SHORT PROBLEM: Output a single figure: the number of lines in which the word "Wizard" appears.

■ ■ ■ ■ ■

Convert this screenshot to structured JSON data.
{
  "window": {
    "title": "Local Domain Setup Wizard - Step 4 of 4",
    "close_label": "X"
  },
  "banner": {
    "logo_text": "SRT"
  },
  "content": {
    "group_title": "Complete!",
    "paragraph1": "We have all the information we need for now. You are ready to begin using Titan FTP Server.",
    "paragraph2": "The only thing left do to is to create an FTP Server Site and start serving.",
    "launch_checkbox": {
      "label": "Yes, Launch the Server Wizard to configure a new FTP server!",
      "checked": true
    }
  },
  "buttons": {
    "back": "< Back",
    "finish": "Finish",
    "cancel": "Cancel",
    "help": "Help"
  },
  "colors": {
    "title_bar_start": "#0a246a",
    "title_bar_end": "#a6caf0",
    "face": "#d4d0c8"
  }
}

■ ■ ■ ■ ■

RESPONSE TO THE EXERCISE: 2